EXERCISE DESCRIPTION -> Duplicate the rows from the one containing "svg-text:4.5%: 4.5%: [550, 144, 580, 159]" through the one containing "svg-text:3.0%: 3.0%: [550, 403, 580, 418]", both included, and copy nothing else.

EXERCISE INPUT ->
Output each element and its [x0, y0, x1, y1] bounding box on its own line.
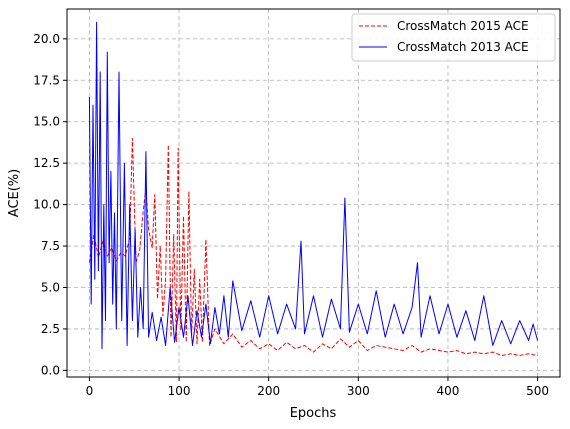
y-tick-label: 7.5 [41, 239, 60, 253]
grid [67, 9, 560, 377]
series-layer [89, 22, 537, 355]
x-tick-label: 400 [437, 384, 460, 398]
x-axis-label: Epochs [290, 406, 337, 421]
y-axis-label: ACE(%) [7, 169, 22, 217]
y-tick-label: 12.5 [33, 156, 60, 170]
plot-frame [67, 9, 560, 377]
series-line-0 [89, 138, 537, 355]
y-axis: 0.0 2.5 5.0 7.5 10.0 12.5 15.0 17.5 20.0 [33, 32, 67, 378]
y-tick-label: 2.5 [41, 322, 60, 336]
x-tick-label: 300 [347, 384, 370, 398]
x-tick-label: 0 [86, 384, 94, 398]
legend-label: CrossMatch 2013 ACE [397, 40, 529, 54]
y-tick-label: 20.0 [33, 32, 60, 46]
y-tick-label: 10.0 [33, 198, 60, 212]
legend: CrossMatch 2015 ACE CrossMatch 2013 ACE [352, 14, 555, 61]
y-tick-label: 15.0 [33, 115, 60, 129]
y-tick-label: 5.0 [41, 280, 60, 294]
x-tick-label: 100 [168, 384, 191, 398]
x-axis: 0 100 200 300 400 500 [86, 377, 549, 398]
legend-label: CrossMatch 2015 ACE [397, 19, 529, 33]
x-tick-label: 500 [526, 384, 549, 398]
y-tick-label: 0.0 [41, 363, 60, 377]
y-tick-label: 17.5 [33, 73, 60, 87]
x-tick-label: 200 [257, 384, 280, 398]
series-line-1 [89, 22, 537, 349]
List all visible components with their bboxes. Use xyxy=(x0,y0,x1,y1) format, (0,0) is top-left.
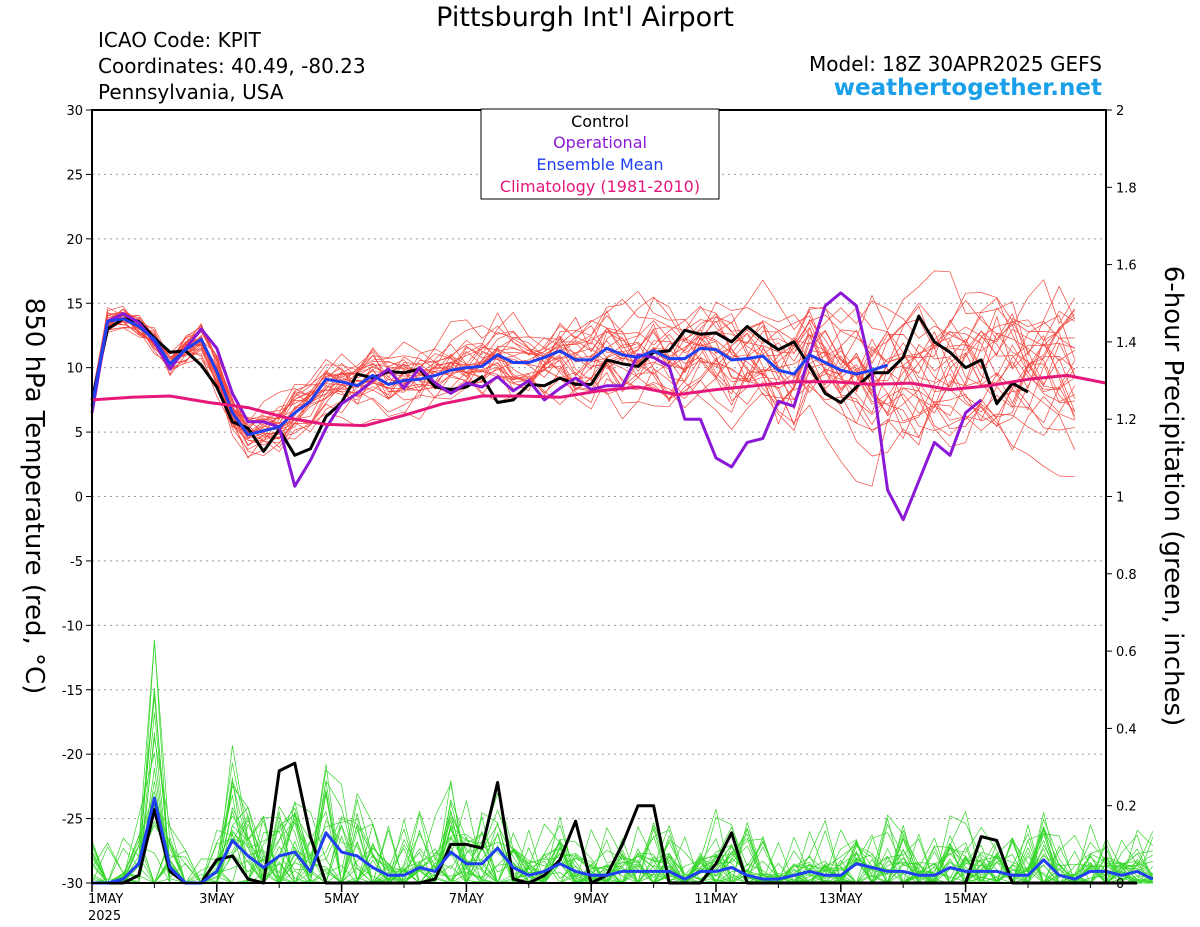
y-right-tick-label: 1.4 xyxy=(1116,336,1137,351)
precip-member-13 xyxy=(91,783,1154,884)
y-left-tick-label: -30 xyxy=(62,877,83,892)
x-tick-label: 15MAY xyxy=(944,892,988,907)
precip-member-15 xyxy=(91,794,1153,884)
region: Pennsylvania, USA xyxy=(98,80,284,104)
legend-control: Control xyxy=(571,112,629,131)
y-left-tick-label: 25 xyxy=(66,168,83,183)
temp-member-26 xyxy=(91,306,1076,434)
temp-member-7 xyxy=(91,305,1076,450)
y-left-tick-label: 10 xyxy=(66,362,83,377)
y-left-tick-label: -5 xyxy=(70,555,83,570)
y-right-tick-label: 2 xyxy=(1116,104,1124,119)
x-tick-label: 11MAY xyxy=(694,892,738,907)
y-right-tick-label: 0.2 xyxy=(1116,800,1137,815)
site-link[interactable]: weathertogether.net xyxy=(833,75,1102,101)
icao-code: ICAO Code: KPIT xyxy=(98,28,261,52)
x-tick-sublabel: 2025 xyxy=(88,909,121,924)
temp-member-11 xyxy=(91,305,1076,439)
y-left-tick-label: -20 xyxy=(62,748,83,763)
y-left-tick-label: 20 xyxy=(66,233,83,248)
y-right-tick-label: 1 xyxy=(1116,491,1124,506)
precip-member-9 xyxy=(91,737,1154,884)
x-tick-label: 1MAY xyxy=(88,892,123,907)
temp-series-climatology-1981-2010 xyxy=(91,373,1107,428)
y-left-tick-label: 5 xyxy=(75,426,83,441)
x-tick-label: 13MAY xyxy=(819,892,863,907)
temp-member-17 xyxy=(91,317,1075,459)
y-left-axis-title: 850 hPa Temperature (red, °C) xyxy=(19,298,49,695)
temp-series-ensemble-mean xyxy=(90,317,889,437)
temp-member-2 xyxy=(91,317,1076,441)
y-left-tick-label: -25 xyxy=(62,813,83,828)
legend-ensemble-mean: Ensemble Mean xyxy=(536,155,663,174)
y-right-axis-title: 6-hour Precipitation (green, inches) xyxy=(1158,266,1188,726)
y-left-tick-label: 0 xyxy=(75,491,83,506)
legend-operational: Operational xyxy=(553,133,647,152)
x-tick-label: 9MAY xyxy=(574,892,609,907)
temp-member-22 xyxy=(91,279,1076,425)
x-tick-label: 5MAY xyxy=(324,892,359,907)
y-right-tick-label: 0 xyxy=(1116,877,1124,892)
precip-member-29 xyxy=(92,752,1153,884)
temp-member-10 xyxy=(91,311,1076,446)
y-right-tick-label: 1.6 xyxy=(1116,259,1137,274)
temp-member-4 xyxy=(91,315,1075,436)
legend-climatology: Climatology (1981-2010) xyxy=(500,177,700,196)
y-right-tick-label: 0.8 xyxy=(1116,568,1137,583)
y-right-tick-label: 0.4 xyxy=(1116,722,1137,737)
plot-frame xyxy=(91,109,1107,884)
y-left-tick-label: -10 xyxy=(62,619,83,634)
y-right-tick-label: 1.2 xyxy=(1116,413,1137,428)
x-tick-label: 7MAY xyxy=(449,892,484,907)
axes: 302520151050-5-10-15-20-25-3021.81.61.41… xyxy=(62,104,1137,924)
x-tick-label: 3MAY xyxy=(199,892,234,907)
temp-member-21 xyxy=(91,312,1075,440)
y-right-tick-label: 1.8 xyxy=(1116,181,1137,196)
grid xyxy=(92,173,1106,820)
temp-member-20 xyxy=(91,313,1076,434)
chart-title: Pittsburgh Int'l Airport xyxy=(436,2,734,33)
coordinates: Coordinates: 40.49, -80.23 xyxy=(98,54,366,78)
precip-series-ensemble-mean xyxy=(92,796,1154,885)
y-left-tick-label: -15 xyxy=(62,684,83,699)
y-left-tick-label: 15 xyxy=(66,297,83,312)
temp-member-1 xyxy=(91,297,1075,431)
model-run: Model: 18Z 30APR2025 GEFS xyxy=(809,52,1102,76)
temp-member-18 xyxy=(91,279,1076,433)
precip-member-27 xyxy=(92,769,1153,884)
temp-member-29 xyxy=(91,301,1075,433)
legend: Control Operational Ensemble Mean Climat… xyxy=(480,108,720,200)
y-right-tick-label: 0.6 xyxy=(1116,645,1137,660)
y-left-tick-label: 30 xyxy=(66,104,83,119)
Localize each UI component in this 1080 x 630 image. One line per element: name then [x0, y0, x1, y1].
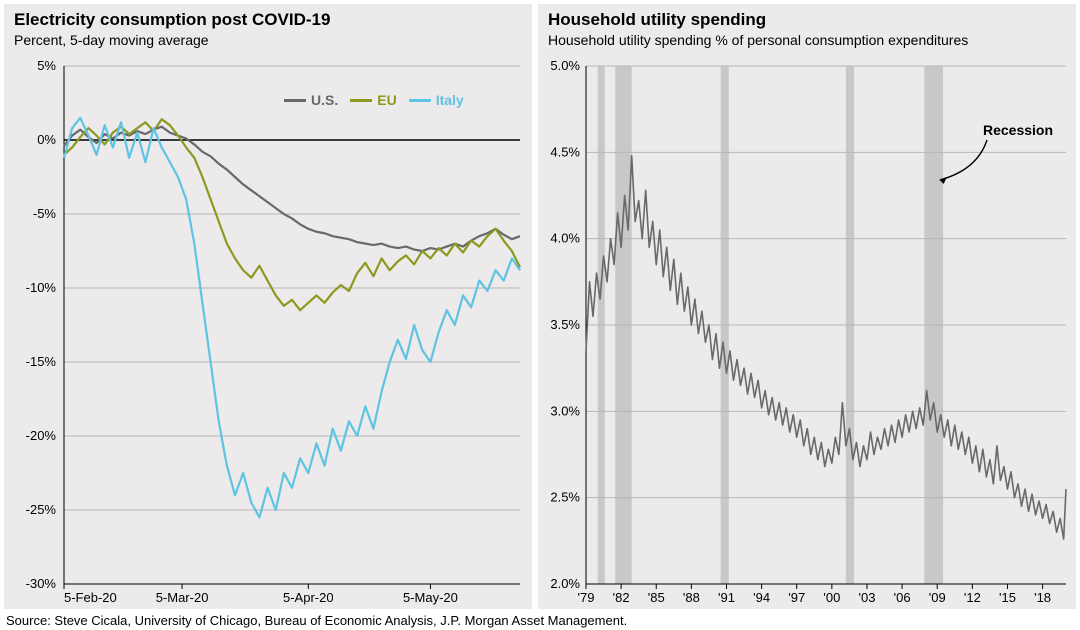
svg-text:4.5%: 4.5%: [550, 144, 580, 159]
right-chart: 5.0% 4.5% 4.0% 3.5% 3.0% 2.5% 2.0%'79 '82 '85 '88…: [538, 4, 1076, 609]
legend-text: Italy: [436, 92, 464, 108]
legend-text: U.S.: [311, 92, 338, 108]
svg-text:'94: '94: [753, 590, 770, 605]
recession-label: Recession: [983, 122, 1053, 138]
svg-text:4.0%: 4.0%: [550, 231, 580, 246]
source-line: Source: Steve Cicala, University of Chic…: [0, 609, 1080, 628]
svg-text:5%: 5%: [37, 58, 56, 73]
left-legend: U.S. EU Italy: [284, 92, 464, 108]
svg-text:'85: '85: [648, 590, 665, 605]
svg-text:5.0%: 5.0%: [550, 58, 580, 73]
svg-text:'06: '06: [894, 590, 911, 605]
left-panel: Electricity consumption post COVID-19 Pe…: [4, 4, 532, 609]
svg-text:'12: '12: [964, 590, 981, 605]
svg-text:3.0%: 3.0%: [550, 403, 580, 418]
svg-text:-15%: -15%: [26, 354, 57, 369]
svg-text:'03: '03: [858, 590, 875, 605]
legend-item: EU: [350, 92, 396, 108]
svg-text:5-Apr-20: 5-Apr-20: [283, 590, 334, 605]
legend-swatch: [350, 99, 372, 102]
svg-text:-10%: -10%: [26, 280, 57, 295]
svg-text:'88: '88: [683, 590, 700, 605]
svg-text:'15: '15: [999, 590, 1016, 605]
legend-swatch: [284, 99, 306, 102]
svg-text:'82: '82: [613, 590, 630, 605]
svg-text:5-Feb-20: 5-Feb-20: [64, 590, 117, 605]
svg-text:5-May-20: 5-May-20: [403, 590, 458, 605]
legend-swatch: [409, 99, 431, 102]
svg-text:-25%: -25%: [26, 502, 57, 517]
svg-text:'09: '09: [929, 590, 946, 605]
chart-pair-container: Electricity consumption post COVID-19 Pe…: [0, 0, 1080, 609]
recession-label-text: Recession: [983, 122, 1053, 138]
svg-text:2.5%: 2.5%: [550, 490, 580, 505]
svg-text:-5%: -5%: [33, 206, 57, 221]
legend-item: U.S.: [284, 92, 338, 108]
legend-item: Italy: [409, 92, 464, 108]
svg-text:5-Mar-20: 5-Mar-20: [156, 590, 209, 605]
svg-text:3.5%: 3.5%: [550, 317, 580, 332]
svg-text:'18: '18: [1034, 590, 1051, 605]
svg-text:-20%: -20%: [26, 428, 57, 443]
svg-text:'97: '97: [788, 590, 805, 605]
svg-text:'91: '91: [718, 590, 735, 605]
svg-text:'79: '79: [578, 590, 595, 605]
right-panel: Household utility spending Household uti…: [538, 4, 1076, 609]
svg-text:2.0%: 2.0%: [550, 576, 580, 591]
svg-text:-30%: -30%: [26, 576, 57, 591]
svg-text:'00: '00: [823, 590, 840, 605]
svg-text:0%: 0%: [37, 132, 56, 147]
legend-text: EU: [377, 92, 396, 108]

THE REPLY ->
svg-text:4.5%: 4.5%: [550, 144, 580, 159]
right-chart: 5.0% 4.5% 4.0% 3.5% 3.0% 2.5% 2.0%'79 '82 '85 '88…: [538, 4, 1076, 609]
legend-text: Italy: [436, 92, 464, 108]
legend-text: U.S.: [311, 92, 338, 108]
svg-text:'94: '94: [753, 590, 770, 605]
recession-label: Recession: [983, 122, 1053, 138]
svg-text:4.0%: 4.0%: [550, 231, 580, 246]
source-line: Source: Steve Cicala, University of Chic…: [0, 609, 1080, 628]
svg-text:5%: 5%: [37, 58, 56, 73]
left-legend: U.S. EU Italy: [284, 92, 464, 108]
svg-text:'85: '85: [648, 590, 665, 605]
svg-text:5.0%: 5.0%: [550, 58, 580, 73]
svg-text:'06: '06: [894, 590, 911, 605]
left-panel: Electricity consumption post COVID-19 Pe…: [4, 4, 532, 609]
svg-text:'12: '12: [964, 590, 981, 605]
svg-text:3.0%: 3.0%: [550, 403, 580, 418]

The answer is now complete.